▽

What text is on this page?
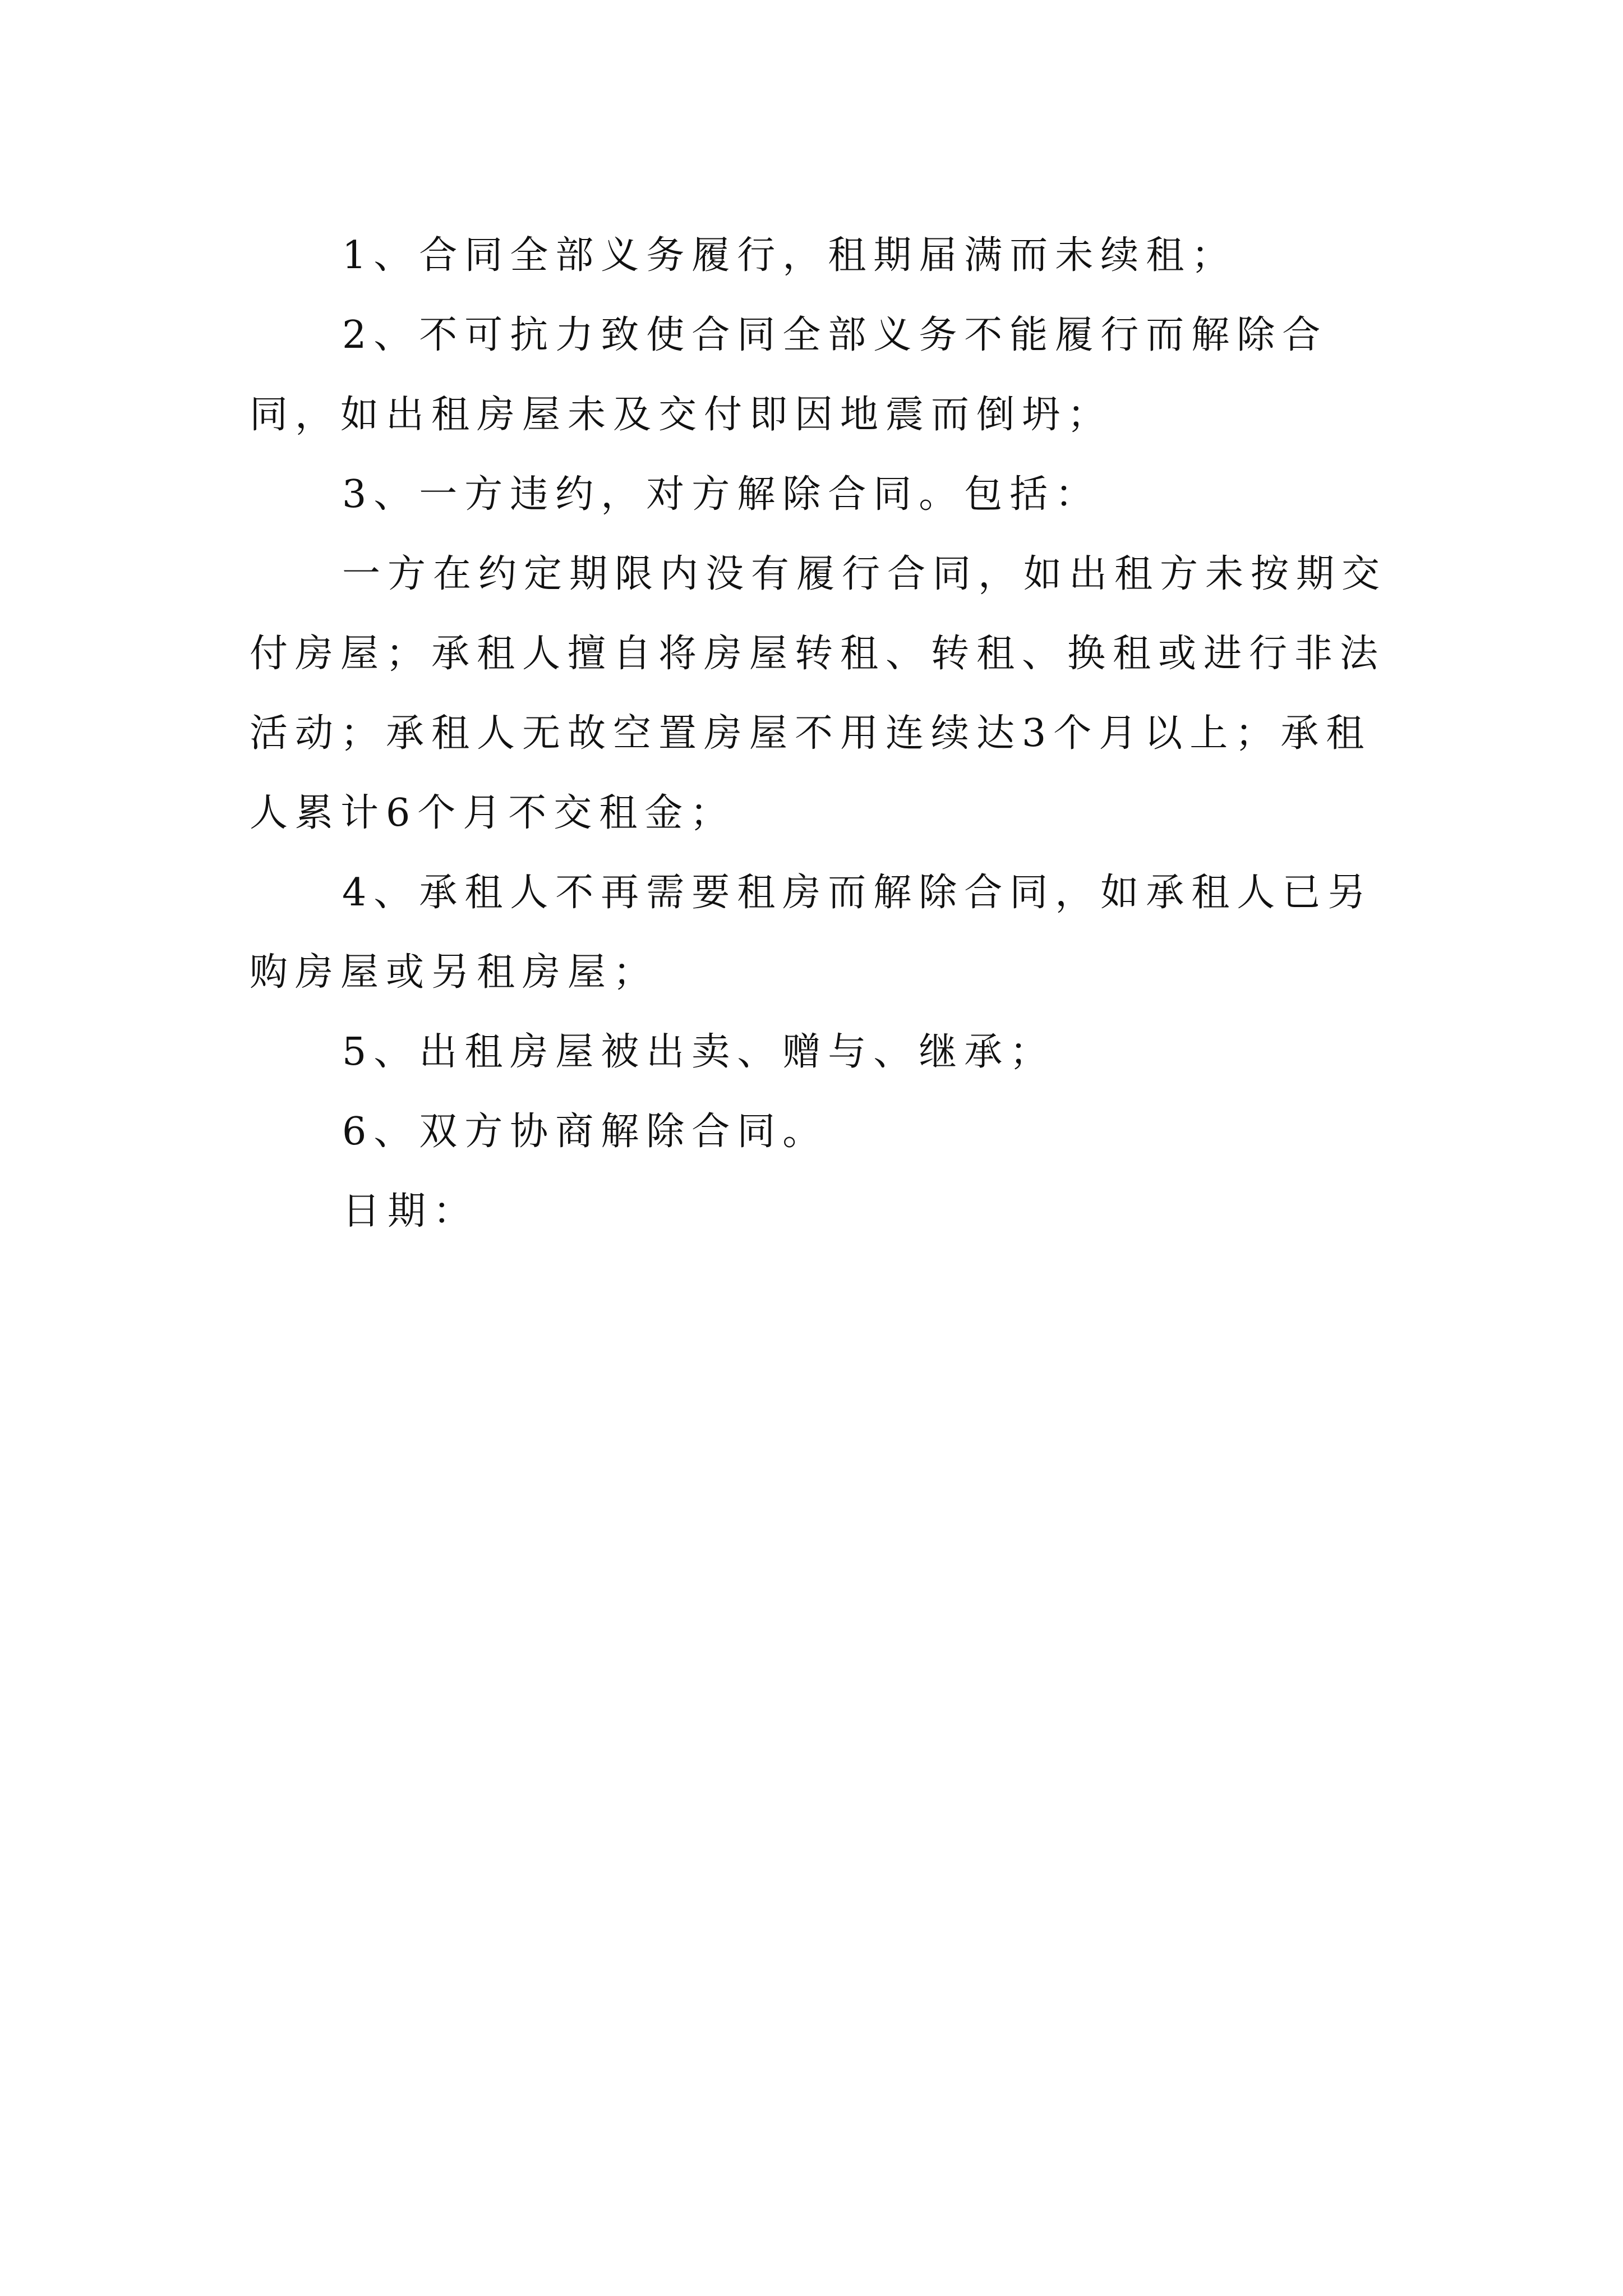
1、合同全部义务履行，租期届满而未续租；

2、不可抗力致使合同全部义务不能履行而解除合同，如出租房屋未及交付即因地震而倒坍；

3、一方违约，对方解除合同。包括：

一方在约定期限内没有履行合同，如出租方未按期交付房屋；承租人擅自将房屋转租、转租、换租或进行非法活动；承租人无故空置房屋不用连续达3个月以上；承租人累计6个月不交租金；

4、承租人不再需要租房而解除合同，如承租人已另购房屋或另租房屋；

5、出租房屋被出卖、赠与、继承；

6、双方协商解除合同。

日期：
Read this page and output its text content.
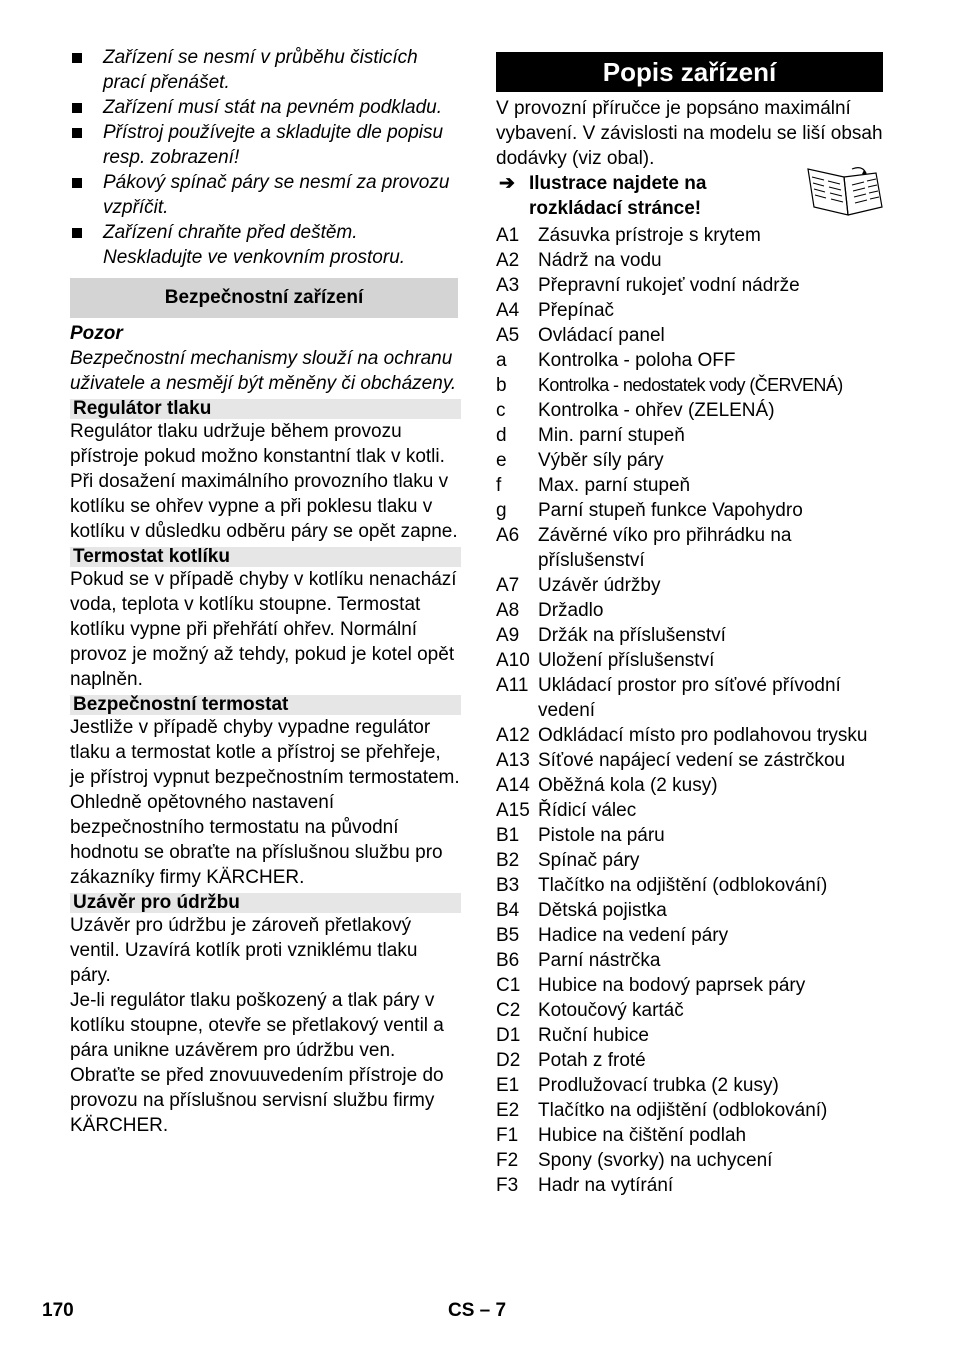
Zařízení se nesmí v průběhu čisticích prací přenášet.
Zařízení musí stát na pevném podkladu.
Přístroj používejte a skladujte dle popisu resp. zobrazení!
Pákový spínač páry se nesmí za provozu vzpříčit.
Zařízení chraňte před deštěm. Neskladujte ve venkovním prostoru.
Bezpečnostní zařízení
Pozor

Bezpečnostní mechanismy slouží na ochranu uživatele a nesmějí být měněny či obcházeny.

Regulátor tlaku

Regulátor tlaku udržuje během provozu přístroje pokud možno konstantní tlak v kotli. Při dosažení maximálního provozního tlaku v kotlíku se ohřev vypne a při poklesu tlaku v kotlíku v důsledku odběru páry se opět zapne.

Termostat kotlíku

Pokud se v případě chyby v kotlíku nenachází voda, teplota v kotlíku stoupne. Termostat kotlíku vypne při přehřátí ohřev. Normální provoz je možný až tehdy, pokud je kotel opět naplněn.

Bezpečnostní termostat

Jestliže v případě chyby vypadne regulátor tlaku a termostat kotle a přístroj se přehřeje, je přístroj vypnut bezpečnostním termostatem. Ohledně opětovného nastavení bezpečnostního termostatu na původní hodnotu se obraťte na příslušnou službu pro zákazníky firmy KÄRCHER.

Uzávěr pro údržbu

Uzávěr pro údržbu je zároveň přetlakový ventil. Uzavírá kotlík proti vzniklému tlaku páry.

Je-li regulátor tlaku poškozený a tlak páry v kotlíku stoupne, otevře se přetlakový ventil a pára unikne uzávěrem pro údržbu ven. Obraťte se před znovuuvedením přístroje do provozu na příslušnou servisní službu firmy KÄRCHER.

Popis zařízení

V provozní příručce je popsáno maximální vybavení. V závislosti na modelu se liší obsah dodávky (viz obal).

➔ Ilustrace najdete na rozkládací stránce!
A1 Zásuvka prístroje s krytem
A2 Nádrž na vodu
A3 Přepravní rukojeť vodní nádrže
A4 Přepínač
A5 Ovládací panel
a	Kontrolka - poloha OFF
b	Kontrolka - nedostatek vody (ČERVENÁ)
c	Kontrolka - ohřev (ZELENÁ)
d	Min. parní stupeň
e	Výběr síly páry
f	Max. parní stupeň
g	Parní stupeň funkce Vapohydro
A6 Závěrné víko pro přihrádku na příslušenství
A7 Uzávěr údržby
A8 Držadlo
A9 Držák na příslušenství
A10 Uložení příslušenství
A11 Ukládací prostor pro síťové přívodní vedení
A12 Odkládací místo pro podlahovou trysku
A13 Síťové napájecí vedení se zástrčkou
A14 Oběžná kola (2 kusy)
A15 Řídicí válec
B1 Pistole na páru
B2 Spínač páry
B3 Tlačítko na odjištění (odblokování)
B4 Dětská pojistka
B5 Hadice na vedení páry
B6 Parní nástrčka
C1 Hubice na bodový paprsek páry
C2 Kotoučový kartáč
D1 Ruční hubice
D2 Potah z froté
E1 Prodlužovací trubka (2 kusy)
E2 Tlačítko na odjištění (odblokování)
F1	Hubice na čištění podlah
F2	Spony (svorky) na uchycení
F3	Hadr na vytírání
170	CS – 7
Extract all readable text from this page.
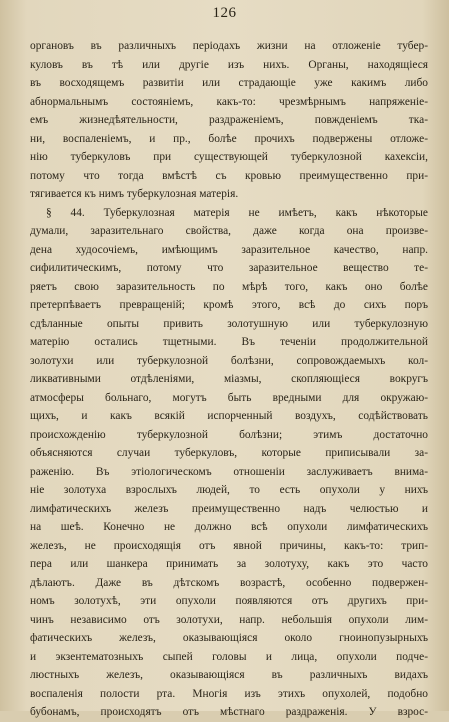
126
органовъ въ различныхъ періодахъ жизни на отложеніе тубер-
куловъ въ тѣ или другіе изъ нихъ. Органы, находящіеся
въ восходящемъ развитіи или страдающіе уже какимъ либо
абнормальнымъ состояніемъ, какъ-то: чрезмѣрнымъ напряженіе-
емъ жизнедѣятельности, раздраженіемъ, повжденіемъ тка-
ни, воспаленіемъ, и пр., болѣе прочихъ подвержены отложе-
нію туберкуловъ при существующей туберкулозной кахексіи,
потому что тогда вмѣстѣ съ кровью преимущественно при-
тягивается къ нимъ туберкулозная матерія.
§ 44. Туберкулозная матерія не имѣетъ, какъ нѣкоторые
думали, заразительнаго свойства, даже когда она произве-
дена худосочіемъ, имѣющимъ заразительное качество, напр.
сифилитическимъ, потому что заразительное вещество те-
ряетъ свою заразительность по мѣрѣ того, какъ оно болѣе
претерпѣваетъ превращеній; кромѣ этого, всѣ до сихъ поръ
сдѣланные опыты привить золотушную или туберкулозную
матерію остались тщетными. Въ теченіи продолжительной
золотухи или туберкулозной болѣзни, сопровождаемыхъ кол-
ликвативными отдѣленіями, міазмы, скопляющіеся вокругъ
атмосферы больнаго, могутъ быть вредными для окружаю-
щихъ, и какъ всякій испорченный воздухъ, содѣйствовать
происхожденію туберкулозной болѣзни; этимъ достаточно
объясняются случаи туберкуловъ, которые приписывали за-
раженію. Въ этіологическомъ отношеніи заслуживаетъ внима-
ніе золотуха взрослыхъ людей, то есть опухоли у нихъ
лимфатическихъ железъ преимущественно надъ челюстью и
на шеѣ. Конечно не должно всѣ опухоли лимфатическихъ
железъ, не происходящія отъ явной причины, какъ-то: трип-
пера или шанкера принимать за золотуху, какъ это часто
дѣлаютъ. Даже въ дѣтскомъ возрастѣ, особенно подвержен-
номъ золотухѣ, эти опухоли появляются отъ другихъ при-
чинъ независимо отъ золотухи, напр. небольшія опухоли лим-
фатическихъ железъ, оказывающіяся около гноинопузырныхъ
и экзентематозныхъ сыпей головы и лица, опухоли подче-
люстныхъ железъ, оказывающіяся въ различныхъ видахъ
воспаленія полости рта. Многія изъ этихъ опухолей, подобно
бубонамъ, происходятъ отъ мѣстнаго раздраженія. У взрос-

△

» **SHORT TASK**:
Transcribe the full listing character for character. Pictures are excluded.

» **TASK SOLUTION**:
What text is on this page?
1、合同全部义务履行，租期届满而未续租；

2、不可抗力致使合同全部义务不能履行而解除合同，如出租房屋未及交付即因地震而倒坍；

3、一方违约，对方解除合同。包括：

一方在约定期限内没有履行合同，如出租方未按期交付房屋；承租人擅自将房屋转租、转租、换租或进行非法活动；承租人无故空置房屋不用连续达3个月以上；承租人累计6个月不交租金；

4、承租人不再需要租房而解除合同，如承租人已另购房屋或另租房屋；

5、出租房屋被出卖、赠与、继承；

6、双方协商解除合同。

日期：
Read this page and output its text content.
Zařízení se nesmí v průběhu čisticích prací přenášet.
Zařízení musí stát na pevném podkladu.
Přístroj používejte a skladujte dle popisu resp. zobrazení!
Pákový spínač páry se nesmí za provozu vzpříčit.
Zařízení chraňte před deštěm. Neskladujte ve venkovním prostoru.
Bezpečnostní zařízení
Pozor

Bezpečnostní mechanismy slouží na ochranu uživatele a nesmějí být měněny či obcházeny.

Regulátor tlaku

Regulátor tlaku udržuje během provozu přístroje pokud možno konstantní tlak v kotli. Při dosažení maximálního provozního tlaku v kotlíku se ohřev vypne a při poklesu tlaku v kotlíku v důsledku odběru páry se opět zapne.

Termostat kotlíku

Pokud se v případě chyby v kotlíku nenachází voda, teplota v kotlíku stoupne. Termostat kotlíku vypne při přehřátí ohřev. Normální provoz je možný až tehdy, pokud je kotel opět naplněn.

Bezpečnostní termostat

Jestliže v případě chyby vypadne regulátor tlaku a termostat kotle a přístroj se přehřeje, je přístroj vypnut bezpečnostním termostatem. Ohledně opětovného nastavení bezpečnostního termostatu na původní hodnotu se obraťte na příslušnou službu pro zákazníky firmy KÄRCHER.

Uzávěr pro údržbu

Uzávěr pro údržbu je zároveň přetlakový ventil. Uzavírá kotlík proti vzniklému tlaku páry.

Je-li regulátor tlaku poškozený a tlak páry v kotlíku stoupne, otevře se přetlakový ventil a pára unikne uzávěrem pro údržbu ven. Obraťte se před znovuuvedením přístroje do provozu na příslušnou servisní službu firmy KÄRCHER.

Popis zařízení

V provozní příručce je popsáno maximální vybavení. V závislosti na modelu se liší obsah dodávky (viz obal).

➔ Ilustrace najdete na rozkládací stránce!
A1 Zásuvka prístroje s krytem
A2 Nádrž na vodu
A3 Přepravní rukojeť vodní nádrže
A4 Přepínač
A5 Ovládací panel
a	Kontrolka - poloha OFF
b	Kontrolka - nedostatek vody (ČERVENÁ)
c	Kontrolka - ohřev (ZELENÁ)
d	Min. parní stupeň
e	Výběr síly páry
f	Max. parní stupeň
g	Parní stupeň funkce Vapohydro
A6 Závěrné víko pro přihrádku na příslušenství
A7 Uzávěr údržby
A8 Držadlo
A9 Držák na příslušenství
A10 Uložení příslušenství
A11 Ukládací prostor pro síťové přívodní vedení
A12 Odkládací místo pro podlahovou trysku
A13 Síťové napájecí vedení se zástrčkou
A14 Oběžná kola (2 kusy)
A15 Řídicí válec
B1 Pistole na páru
B2 Spínač páry
B3 Tlačítko na odjištění (odblokování)
B4 Dětská pojistka
B5 Hadice na vedení páry
B6 Parní nástrčka
C1 Hubice na bodový paprsek páry
C2 Kotoučový kartáč
D1 Ruční hubice
D2 Potah z froté
E1 Prodlužovací trubka (2 kusy)
E2 Tlačítko na odjištění (odblokování)
F1	Hubice na čištění podlah
F2	Spony (svorky) na uchycení
F3	Hadr na vytírání
170	CS – 7
Extract all readable text from this page.
126
органовъ въ различныхъ періодахъ жизни на отложеніе тубер-
куловъ въ тѣ или другіе изъ нихъ. Органы, находящіеся
въ восходящемъ развитіи или страдающіе уже какимъ либо
абнормальнымъ состояніемъ, какъ-то: чрезмѣрнымъ напряженіе-
емъ жизнедѣятельности, раздраженіемъ, повжденіемъ тка-
ни, воспаленіемъ, и пр., болѣе прочихъ подвержены отложе-
нію туберкуловъ при существующей туберкулозной кахексіи,
потому что тогда вмѣстѣ съ кровью преимущественно при-
тягивается къ нимъ туберкулозная матерія.
§ 44. Туберкулозная матерія не имѣетъ, какъ нѣкоторые
думали, заразительнаго свойства, даже когда она произве-
дена худосочіемъ, имѣющимъ заразительное качество, напр.
сифилитическимъ, потому что заразительное вещество те-
ряетъ свою заразительность по мѣрѣ того, какъ оно болѣе
претерпѣваетъ превращеній; кромѣ этого, всѣ до сихъ поръ
сдѣланные опыты привить золотушную или туберкулозную
матерію остались тщетными. Въ теченіи продолжительной
золотухи или туберкулозной болѣзни, сопровождаемыхъ кол-
ликвативными отдѣленіями, міазмы, скопляющіеся вокругъ
атмосферы больнаго, могутъ быть вредными для окружаю-
щихъ, и какъ всякій испорченный воздухъ, содѣйствовать
происхожденію туберкулозной болѣзни; этимъ достаточно
объясняются случаи туберкуловъ, которые приписывали за-
раженію. Въ этіологическомъ отношеніи заслуживаетъ внима-
ніе золотуха взрослыхъ людей, то есть опухоли у нихъ
лимфатическихъ железъ преимущественно надъ челюстью и
на шеѣ. Конечно не должно всѣ опухоли лимфатическихъ
железъ, не происходящія отъ явной причины, какъ-то: трип-
пера или шанкера принимать за золотуху, какъ это часто
дѣлаютъ. Даже въ дѣтскомъ возрастѣ, особенно подвержен-
номъ золотухѣ, эти опухоли появляются отъ другихъ при-
чинъ независимо отъ золотухи, напр. небольшія опухоли лим-
фатическихъ железъ, оказывающіяся около гноинопузырныхъ
и экзентематозныхъ сыпей головы и лица, опухоли подче-
люстныхъ железъ, оказывающіяся въ различныхъ видахъ
воспаленія полости рта. Многія изъ этихъ опухолей, подобно
бубонамъ, происходятъ отъ мѣстнаго раздраженія. У взрос-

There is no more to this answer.